▶ [Your instructions] Copy each line exactly. Leave nothing out.

======

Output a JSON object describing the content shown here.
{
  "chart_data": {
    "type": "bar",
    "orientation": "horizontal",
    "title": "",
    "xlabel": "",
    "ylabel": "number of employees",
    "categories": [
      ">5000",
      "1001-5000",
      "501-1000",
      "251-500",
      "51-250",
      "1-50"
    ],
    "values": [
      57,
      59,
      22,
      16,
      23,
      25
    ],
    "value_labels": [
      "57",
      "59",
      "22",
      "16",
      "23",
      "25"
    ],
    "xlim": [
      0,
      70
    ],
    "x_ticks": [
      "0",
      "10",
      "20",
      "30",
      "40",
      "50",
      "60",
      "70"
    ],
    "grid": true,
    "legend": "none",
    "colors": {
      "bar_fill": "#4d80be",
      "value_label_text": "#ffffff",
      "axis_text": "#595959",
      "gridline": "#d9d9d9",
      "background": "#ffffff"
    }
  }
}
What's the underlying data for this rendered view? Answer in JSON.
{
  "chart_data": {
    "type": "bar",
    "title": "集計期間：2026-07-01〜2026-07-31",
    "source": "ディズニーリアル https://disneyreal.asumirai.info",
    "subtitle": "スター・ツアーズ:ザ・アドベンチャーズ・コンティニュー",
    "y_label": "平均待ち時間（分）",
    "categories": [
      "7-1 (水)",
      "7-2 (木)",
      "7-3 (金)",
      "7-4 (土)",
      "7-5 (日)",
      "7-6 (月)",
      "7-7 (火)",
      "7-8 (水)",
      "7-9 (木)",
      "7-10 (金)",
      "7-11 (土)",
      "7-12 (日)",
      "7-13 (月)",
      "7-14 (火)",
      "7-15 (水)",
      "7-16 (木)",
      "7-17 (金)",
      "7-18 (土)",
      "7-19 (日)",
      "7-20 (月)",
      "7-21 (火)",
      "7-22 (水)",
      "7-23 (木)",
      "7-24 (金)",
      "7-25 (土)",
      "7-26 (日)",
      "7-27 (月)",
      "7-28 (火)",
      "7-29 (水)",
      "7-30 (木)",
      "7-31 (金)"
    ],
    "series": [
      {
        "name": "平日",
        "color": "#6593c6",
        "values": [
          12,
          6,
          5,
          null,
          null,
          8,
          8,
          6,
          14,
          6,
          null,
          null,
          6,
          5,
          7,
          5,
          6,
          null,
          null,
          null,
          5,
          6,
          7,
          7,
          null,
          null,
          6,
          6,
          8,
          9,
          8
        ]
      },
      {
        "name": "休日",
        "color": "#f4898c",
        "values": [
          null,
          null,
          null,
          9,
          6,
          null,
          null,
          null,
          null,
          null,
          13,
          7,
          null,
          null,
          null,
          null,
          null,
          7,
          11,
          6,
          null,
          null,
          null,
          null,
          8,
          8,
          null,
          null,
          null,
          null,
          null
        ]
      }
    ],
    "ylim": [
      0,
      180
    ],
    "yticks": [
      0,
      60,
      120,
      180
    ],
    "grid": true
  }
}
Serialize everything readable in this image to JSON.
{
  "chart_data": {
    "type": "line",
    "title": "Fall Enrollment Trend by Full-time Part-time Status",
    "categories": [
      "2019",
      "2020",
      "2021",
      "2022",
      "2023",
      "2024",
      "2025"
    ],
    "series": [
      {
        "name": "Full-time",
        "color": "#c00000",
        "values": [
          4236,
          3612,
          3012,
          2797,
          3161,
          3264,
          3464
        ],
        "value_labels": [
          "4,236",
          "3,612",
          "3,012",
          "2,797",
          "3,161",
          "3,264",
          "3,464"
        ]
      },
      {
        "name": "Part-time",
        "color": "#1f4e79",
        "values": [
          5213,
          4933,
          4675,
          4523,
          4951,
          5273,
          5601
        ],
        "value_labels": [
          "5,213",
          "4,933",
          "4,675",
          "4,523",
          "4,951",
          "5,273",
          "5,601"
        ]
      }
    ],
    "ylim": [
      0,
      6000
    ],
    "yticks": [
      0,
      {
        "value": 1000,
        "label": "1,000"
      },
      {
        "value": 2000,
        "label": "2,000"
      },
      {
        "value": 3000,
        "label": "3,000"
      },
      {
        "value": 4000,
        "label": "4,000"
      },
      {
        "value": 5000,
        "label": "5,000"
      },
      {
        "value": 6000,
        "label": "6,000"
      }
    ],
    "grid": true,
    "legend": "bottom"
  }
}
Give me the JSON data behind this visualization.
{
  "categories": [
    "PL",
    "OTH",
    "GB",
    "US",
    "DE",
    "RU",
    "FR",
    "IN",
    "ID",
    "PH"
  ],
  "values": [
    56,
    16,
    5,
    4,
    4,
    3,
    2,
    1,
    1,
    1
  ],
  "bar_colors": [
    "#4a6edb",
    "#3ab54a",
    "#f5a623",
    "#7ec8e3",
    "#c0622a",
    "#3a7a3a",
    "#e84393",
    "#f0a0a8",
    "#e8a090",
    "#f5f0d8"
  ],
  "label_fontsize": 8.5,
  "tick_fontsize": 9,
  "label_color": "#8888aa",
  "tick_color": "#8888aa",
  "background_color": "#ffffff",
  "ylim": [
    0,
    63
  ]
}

======

▶ [Output of the task]
Output a JSON object describing the content shown here.
{
  "chart_data": {
    "type": "bar",
    "orientation": "horizontal",
    "title": "",
    "xlabel": "",
    "ylabel": "number of employees",
    "categories": [
      ">5000",
      "1001-5000",
      "501-1000",
      "251-500",
      "51-250",
      "1-50"
    ],
    "values": [
      57,
      59,
      22,
      16,
      23,
      25
    ],
    "value_labels": [
      "57",
      "59",
      "22",
      "16",
      "23",
      "25"
    ],
    "xlim": [
      0,
      70
    ],
    "x_ticks": [
      "0",
      "10",
      "20",
      "30",
      "40",
      "50",
      "60",
      "70"
    ],
    "grid": true,
    "legend": "none",
    "colors": {
      "bar_fill": "#4d80be",
      "value_label_text": "#ffffff",
      "axis_text": "#595959",
      "gridline": "#d9d9d9",
      "background": "#ffffff"
    }
  }
}
What's the underlying data for this rendered view? Answer in JSON.
{
  "chart_data": {
    "type": "bar",
    "title": "集計期間：2026-07-01〜2026-07-31",
    "source": "ディズニーリアル https://disneyreal.asumirai.info",
    "subtitle": "スター・ツアーズ:ザ・アドベンチャーズ・コンティニュー",
    "y_label": "平均待ち時間（分）",
    "categories": [
      "7-1 (水)",
      "7-2 (木)",
      "7-3 (金)",
      "7-4 (土)",
      "7-5 (日)",
      "7-6 (月)",
      "7-7 (火)",
      "7-8 (水)",
      "7-9 (木)",
      "7-10 (金)",
      "7-11 (土)",
      "7-12 (日)",
      "7-13 (月)",
      "7-14 (火)",
      "7-15 (水)",
      "7-16 (木)",
      "7-17 (金)",
      "7-18 (土)",
      "7-19 (日)",
      "7-20 (月)",
      "7-21 (火)",
      "7-22 (水)",
      "7-23 (木)",
      "7-24 (金)",
      "7-25 (土)",
      "7-26 (日)",
      "7-27 (月)",
      "7-28 (火)",
      "7-29 (水)",
      "7-30 (木)",
      "7-31 (金)"
    ],
    "series": [
      {
        "name": "平日",
        "color": "#6593c6",
        "values": [
          12,
          6,
          5,
          null,
          null,
          8,
          8,
          6,
          14,
          6,
          null,
          null,
          6,
          5,
          7,
          5,
          6,
          null,
          null,
          null,
          5,
          6,
          7,
          7,
          null,
          null,
          6,
          6,
          8,
          9,
          8
        ]
      },
      {
        "name": "休日",
        "color": "#f4898c",
        "values": [
          null,
          null,
          null,
          9,
          6,
          null,
          null,
          null,
          null,
          null,
          13,
          7,
          null,
          null,
          null,
          null,
          null,
          7,
          11,
          6,
          null,
          null,
          null,
          null,
          8,
          8,
          null,
          null,
          null,
          null,
          null
        ]
      }
    ],
    "ylim": [
      0,
      180
    ],
    "yticks": [
      0,
      60,
      120,
      180
    ],
    "grid": true
  }
}
Serialize everything readable in this image to JSON.
{
  "chart_data": {
    "type": "line",
    "title": "Fall Enrollment Trend by Full-time Part-time Status",
    "categories": [
      "2019",
      "2020",
      "2021",
      "2022",
      "2023",
      "2024",
      "2025"
    ],
    "series": [
      {
        "name": "Full-time",
        "color": "#c00000",
        "values": [
          4236,
          3612,
          3012,
          2797,
          3161,
          3264,
          3464
        ],
        "value_labels": [
          "4,236",
          "3,612",
          "3,012",
          "2,797",
          "3,161",
          "3,264",
          "3,464"
        ]
      },
      {
        "name": "Part-time",
        "color": "#1f4e79",
        "values": [
          5213,
          4933,
          4675,
          4523,
          4951,
          5273,
          5601
        ],
        "value_labels": [
          "5,213",
          "4,933",
          "4,675",
          "4,523",
          "4,951",
          "5,273",
          "5,601"
        ]
      }
    ],
    "ylim": [
      0,
      6000
    ],
    "yticks": [
      0,
      {
        "value": 1000,
        "label": "1,000"
      },
      {
        "value": 2000,
        "label": "2,000"
      },
      {
        "value": 3000,
        "label": "3,000"
      },
      {
        "value": 4000,
        "label": "4,000"
      },
      {
        "value": 5000,
        "label": "5,000"
      },
      {
        "value": 6000,
        "label": "6,000"
      }
    ],
    "grid": true,
    "legend": "bottom"
  }
}
Give me the JSON data behind this visualization.
{
  "categories": [
    "PL",
    "OTH",
    "GB",
    "US",
    "DE",
    "RU",
    "FR",
    "IN",
    "ID",
    "PH"
  ],
  "values": [
    56,
    16,
    5,
    4,
    4,
    3,
    2,
    1,
    1,
    1
  ],
  "bar_colors": [
    "#4a6edb",
    "#3ab54a",
    "#f5a623",
    "#7ec8e3",
    "#c0622a",
    "#3a7a3a",
    "#e84393",
    "#f0a0a8",
    "#e8a090",
    "#f5f0d8"
  ],
  "label_fontsize": 8.5,
  "tick_fontsize": 9,
  "label_color": "#8888aa",
  "tick_color": "#8888aa",
  "background_color": "#ffffff",
  "ylim": [
    0,
    63
  ]
}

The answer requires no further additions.